Dataset items
>>>>>

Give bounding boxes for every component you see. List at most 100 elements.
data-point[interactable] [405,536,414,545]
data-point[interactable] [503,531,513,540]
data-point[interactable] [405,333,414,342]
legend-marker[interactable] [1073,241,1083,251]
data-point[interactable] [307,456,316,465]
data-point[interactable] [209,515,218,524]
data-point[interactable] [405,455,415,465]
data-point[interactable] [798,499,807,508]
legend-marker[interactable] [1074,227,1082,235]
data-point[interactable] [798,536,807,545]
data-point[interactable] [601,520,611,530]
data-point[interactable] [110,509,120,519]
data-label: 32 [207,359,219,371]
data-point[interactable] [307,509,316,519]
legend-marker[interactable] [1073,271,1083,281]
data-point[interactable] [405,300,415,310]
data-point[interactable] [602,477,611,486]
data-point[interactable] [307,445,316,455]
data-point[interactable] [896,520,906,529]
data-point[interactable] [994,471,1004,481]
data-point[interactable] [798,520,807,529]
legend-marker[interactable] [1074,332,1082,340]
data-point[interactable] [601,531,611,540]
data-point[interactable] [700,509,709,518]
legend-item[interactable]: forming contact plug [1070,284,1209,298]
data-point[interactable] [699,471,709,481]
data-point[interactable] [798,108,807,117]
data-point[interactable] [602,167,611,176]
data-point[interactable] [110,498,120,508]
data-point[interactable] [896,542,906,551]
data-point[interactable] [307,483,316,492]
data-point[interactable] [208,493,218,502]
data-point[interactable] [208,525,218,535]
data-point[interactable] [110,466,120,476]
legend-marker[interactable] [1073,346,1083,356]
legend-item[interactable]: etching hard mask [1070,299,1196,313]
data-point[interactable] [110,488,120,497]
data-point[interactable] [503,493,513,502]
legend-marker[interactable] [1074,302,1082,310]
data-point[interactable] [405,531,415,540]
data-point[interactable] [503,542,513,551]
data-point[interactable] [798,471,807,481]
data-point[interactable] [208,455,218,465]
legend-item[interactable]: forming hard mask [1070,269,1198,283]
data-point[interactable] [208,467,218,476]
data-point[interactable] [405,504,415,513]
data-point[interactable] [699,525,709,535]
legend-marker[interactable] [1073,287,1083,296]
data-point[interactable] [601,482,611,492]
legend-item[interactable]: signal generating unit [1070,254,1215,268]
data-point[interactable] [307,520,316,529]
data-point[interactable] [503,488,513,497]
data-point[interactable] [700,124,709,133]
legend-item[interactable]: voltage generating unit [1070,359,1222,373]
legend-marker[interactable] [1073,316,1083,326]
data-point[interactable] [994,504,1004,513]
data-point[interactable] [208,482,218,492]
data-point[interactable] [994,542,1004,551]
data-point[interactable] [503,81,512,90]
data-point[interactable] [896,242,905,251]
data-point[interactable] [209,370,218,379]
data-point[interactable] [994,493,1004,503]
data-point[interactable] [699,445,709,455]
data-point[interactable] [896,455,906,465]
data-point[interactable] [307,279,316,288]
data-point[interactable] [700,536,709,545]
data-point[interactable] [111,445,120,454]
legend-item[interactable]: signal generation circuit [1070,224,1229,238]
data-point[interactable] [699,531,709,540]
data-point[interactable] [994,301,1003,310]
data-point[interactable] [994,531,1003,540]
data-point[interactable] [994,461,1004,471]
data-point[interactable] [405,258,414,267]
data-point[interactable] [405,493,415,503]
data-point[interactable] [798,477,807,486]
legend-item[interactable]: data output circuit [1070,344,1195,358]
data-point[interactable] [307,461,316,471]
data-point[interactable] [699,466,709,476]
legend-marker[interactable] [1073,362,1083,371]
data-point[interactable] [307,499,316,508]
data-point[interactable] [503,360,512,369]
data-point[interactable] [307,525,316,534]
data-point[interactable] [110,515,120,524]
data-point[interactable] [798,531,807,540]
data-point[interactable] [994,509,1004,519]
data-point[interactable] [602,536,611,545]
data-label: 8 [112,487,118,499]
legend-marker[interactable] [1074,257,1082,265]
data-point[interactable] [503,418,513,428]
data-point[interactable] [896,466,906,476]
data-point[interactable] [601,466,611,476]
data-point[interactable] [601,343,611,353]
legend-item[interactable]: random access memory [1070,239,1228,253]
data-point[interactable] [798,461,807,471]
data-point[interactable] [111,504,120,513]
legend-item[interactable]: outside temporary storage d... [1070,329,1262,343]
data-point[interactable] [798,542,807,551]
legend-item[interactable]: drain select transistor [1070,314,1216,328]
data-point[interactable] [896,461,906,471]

<<<<<

● **WHAT IS REQUIRED**: Return every line of the material above without any change, keeping the original order.

● **RESPONSE**:
Give bounding boxes for every component you see. List at most 100 elements.
data-point[interactable] [405,536,414,545]
data-point[interactable] [503,531,513,540]
data-point[interactable] [405,333,414,342]
legend-marker[interactable] [1073,241,1083,251]
data-point[interactable] [307,456,316,465]
data-point[interactable] [209,515,218,524]
data-point[interactable] [405,455,415,465]
data-point[interactable] [798,499,807,508]
legend-marker[interactable] [1074,227,1082,235]
data-point[interactable] [798,536,807,545]
data-point[interactable] [601,520,611,530]
data-point[interactable] [110,509,120,519]
data-label: 32 [207,359,219,371]
data-point[interactable] [307,509,316,519]
legend-marker[interactable] [1073,271,1083,281]
data-point[interactable] [405,300,415,310]
data-point[interactable] [602,477,611,486]
data-point[interactable] [307,445,316,455]
data-point[interactable] [896,520,906,529]
data-point[interactable] [994,471,1004,481]
data-point[interactable] [798,520,807,529]
legend-marker[interactable] [1074,332,1082,340]
data-point[interactable] [601,531,611,540]
data-point[interactable] [700,509,709,518]
legend-item[interactable]: forming contact plug [1070,284,1209,298]
data-point[interactable] [699,471,709,481]
data-point[interactable] [798,108,807,117]
data-point[interactable] [602,167,611,176]
data-point[interactable] [110,498,120,508]
data-point[interactable] [896,542,906,551]
data-point[interactable] [307,483,316,492]
data-point[interactable] [208,493,218,502]
data-point[interactable] [208,525,218,535]
data-point[interactable] [110,466,120,476]
legend-marker[interactable] [1073,346,1083,356]
legend-item[interactable]: etching hard mask [1070,299,1196,313]
data-point[interactable] [110,488,120,497]
data-point[interactable] [503,493,513,502]
legend-marker[interactable] [1074,302,1082,310]
data-point[interactable] [405,531,415,540]
data-point[interactable] [503,542,513,551]
data-point[interactable] [798,471,807,481]
data-point[interactable] [208,455,218,465]
legend-item[interactable]: forming hard mask [1070,269,1198,283]
data-point[interactable] [208,467,218,476]
data-point[interactable] [405,504,415,513]
data-point[interactable] [699,525,709,535]
legend-marker[interactable] [1073,287,1083,296]
data-point[interactable] [601,482,611,492]
legend-item[interactable]: signal generating unit [1070,254,1215,268]
data-point[interactable] [307,520,316,529]
data-point[interactable] [503,488,513,497]
data-point[interactable] [700,124,709,133]
legend-item[interactable]: voltage generating unit [1070,359,1222,373]
legend-marker[interactable] [1073,316,1083,326]
data-point[interactable] [994,504,1004,513]
data-point[interactable] [208,482,218,492]
data-point[interactable] [994,542,1004,551]
data-point[interactable] [503,81,512,90]
data-point[interactable] [896,242,905,251]
data-point[interactable] [209,370,218,379]
data-point[interactable] [994,493,1004,503]
data-point[interactable] [699,445,709,455]
data-point[interactable] [896,455,906,465]
data-point[interactable] [307,279,316,288]
data-point[interactable] [700,536,709,545]
data-point[interactable] [111,445,120,454]
legend-item[interactable]: signal generation circuit [1070,224,1229,238]
data-point[interactable] [699,531,709,540]
data-point[interactable] [994,301,1003,310]
data-point[interactable] [994,531,1003,540]
data-point[interactable] [994,461,1004,471]
data-point[interactable] [405,258,414,267]
data-point[interactable] [405,493,415,503]
data-point[interactable] [798,477,807,486]
legend-item[interactable]: data output circuit [1070,344,1195,358]
data-point[interactable] [307,461,316,471]
data-point[interactable] [699,466,709,476]
legend-marker[interactable] [1073,362,1083,371]
data-point[interactable] [307,499,316,508]
data-point[interactable] [503,360,512,369]
data-point[interactable] [307,525,316,534]
data-point[interactable] [110,515,120,524]
data-point[interactable] [798,531,807,540]
data-point[interactable] [994,509,1004,519]
data-point[interactable] [602,536,611,545]
data-label: 8 [112,487,118,499]
legend-marker[interactable] [1074,257,1082,265]
data-point[interactable] [503,418,513,428]
data-point[interactable] [896,466,906,476]
data-point[interactable] [601,466,611,476]
data-point[interactable] [601,343,611,353]
legend-item[interactable]: random access memory [1070,239,1228,253]
data-point[interactable] [798,461,807,471]
data-point[interactable] [111,504,120,513]
legend-item[interactable]: outside temporary storage d... [1070,329,1262,343]
data-point[interactable] [798,542,807,551]
legend-item[interactable]: drain select transistor [1070,314,1216,328]
data-point[interactable] [896,461,906,471]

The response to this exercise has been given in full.